WRITTEN EXERCISE
In the entries below, find every line holding the string "小时限速标志" and collect it.

EXERCISE MATERIAL

-- -- --

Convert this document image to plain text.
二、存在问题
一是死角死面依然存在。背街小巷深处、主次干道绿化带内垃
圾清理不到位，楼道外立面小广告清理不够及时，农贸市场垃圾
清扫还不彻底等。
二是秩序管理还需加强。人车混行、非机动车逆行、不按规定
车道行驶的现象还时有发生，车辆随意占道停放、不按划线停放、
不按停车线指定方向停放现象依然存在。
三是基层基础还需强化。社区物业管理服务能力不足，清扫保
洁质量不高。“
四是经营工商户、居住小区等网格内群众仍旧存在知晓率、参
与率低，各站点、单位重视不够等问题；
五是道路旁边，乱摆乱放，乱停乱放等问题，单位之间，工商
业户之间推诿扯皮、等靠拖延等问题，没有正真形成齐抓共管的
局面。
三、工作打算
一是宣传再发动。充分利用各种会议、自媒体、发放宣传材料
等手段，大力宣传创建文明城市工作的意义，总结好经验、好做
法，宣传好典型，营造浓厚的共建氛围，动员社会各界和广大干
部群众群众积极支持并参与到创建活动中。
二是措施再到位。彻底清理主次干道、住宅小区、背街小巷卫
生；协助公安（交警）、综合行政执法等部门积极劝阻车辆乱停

-- -- --

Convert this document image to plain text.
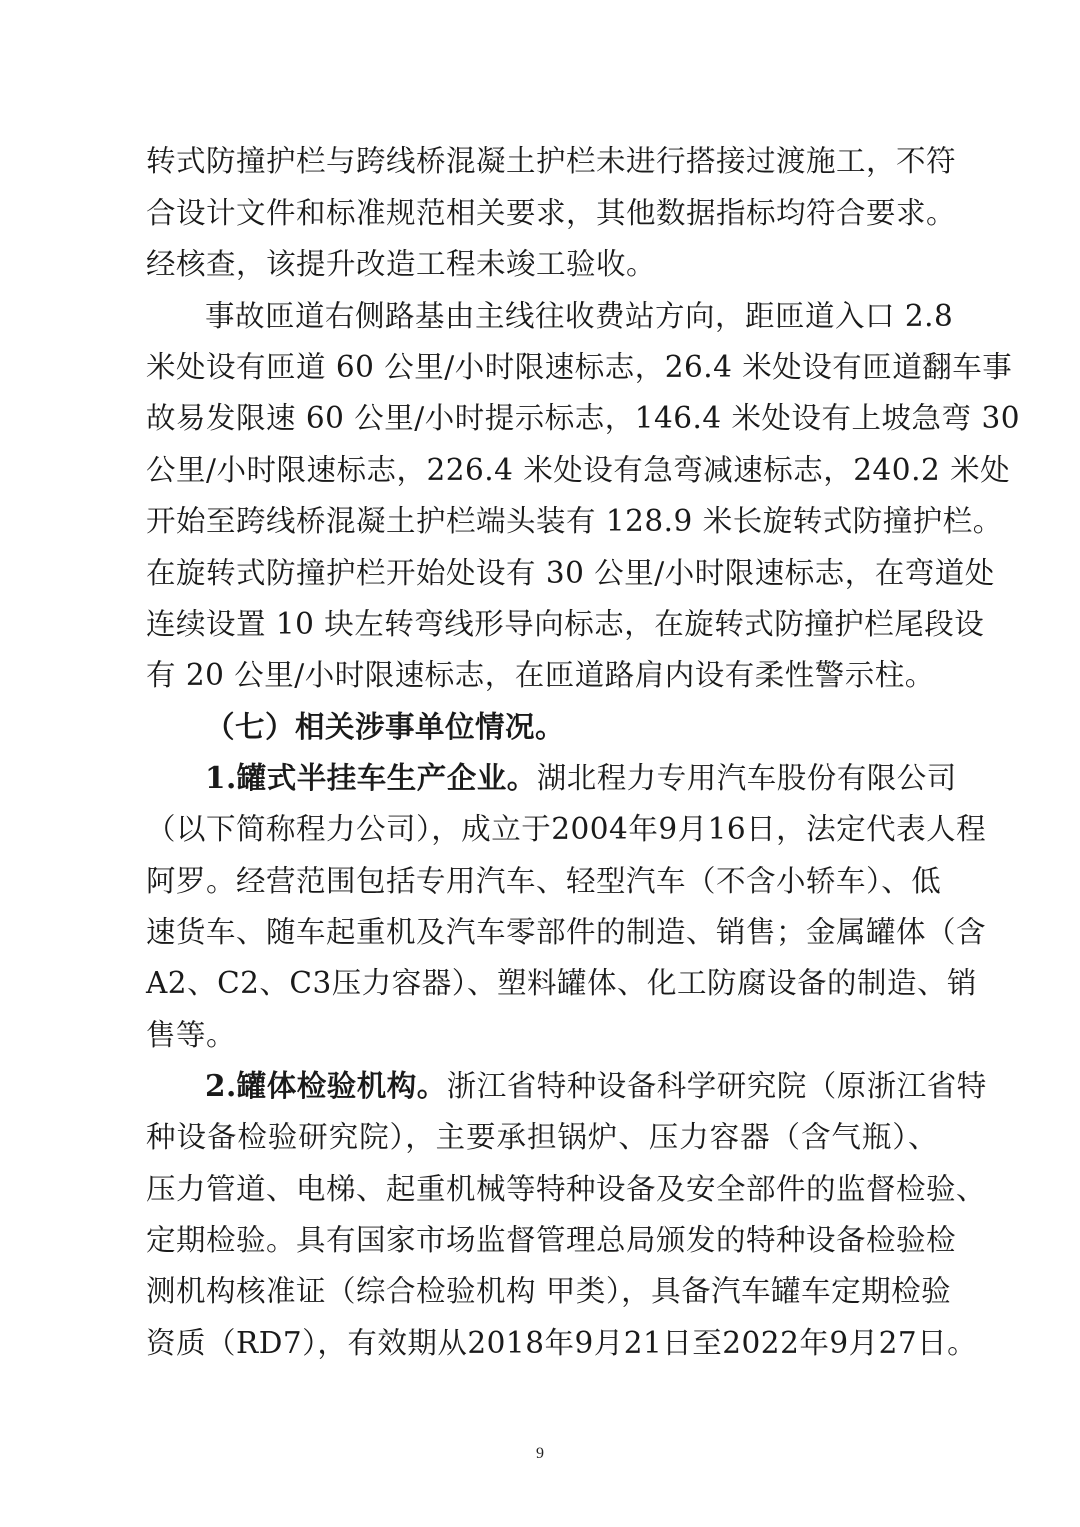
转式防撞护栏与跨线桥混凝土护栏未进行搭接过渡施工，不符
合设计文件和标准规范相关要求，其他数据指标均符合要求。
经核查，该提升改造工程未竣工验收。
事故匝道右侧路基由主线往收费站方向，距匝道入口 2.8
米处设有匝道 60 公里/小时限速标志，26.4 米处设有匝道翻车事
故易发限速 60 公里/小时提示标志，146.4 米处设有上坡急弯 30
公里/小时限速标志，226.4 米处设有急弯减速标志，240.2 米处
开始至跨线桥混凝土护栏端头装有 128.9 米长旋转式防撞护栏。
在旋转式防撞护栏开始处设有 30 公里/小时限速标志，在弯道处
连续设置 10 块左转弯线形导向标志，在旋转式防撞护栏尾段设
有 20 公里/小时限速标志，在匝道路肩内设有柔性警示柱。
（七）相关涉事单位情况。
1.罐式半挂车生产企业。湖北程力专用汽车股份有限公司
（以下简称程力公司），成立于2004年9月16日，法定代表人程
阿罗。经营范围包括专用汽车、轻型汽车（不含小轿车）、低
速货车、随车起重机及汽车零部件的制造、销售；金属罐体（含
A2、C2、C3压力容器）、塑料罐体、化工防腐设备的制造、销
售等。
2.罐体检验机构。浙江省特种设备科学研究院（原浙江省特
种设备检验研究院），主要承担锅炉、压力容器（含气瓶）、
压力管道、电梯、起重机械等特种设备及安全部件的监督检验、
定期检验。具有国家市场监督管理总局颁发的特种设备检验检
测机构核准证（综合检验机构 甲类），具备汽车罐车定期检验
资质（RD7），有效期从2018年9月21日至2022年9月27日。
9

-- -- --

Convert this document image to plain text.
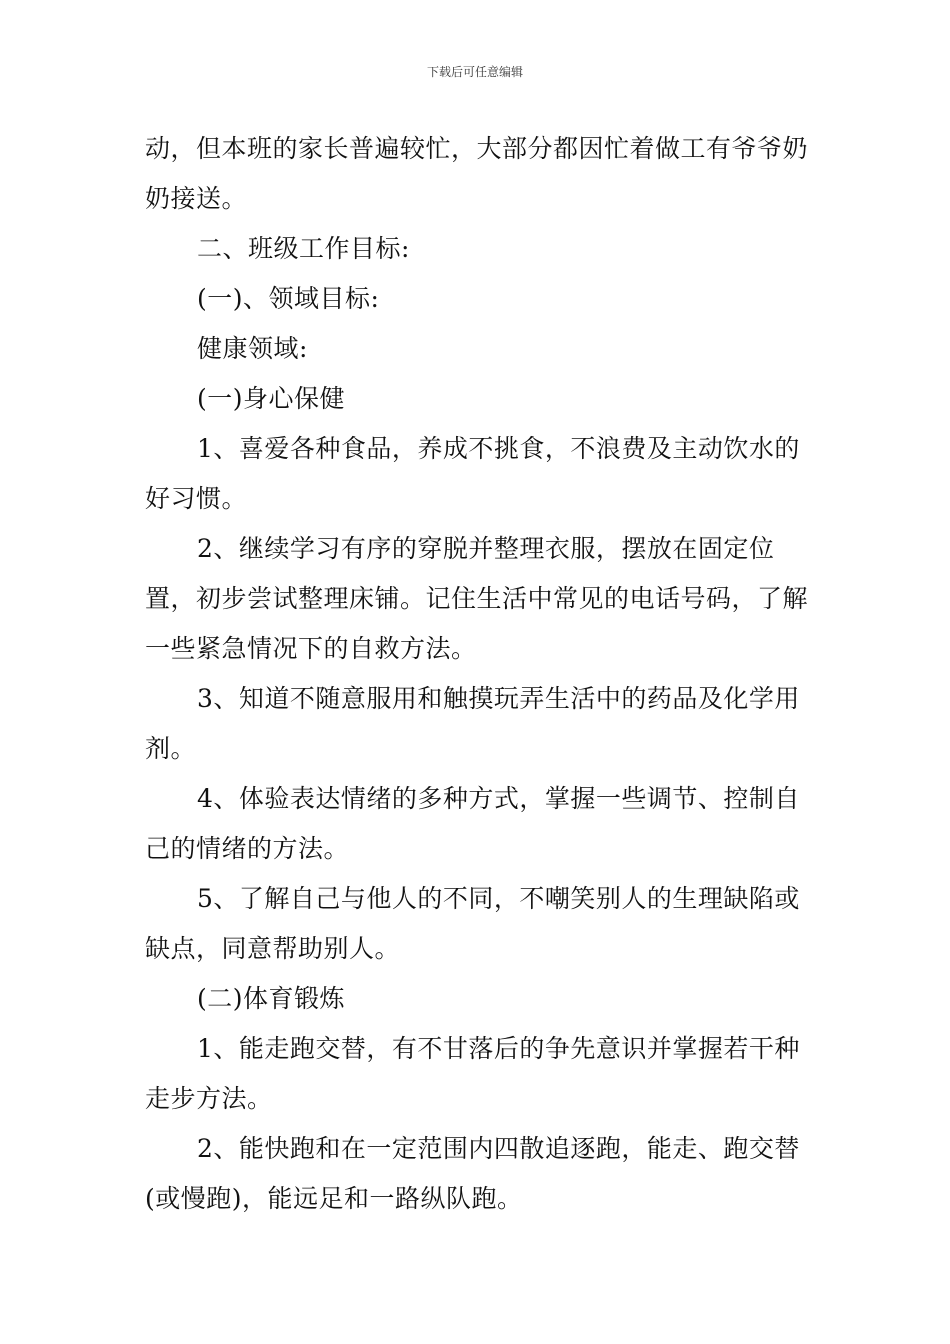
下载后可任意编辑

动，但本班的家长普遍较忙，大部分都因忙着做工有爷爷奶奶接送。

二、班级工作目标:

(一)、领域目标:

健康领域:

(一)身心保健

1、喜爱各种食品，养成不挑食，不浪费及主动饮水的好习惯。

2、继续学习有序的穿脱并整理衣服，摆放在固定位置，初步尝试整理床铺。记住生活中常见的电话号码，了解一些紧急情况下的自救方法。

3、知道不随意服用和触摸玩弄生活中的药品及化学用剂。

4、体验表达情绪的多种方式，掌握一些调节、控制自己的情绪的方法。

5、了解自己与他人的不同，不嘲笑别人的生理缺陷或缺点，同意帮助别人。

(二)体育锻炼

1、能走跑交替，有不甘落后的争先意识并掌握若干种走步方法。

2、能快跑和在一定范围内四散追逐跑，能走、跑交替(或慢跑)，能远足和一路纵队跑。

-- -- --

TASK OUTPUT
米处设有匝道 60 公里/小时限速标志，26.4 米处设有匝道翻车事
公里/小时限速标志，226.4 米处设有急弯减速标志，240.2 米处
在旋转式防撞护栏开始处设有 30 公里/小时限速标志，在弯道处
有 20 公里/小时限速标志，在匝道路肩内设有柔性警示柱。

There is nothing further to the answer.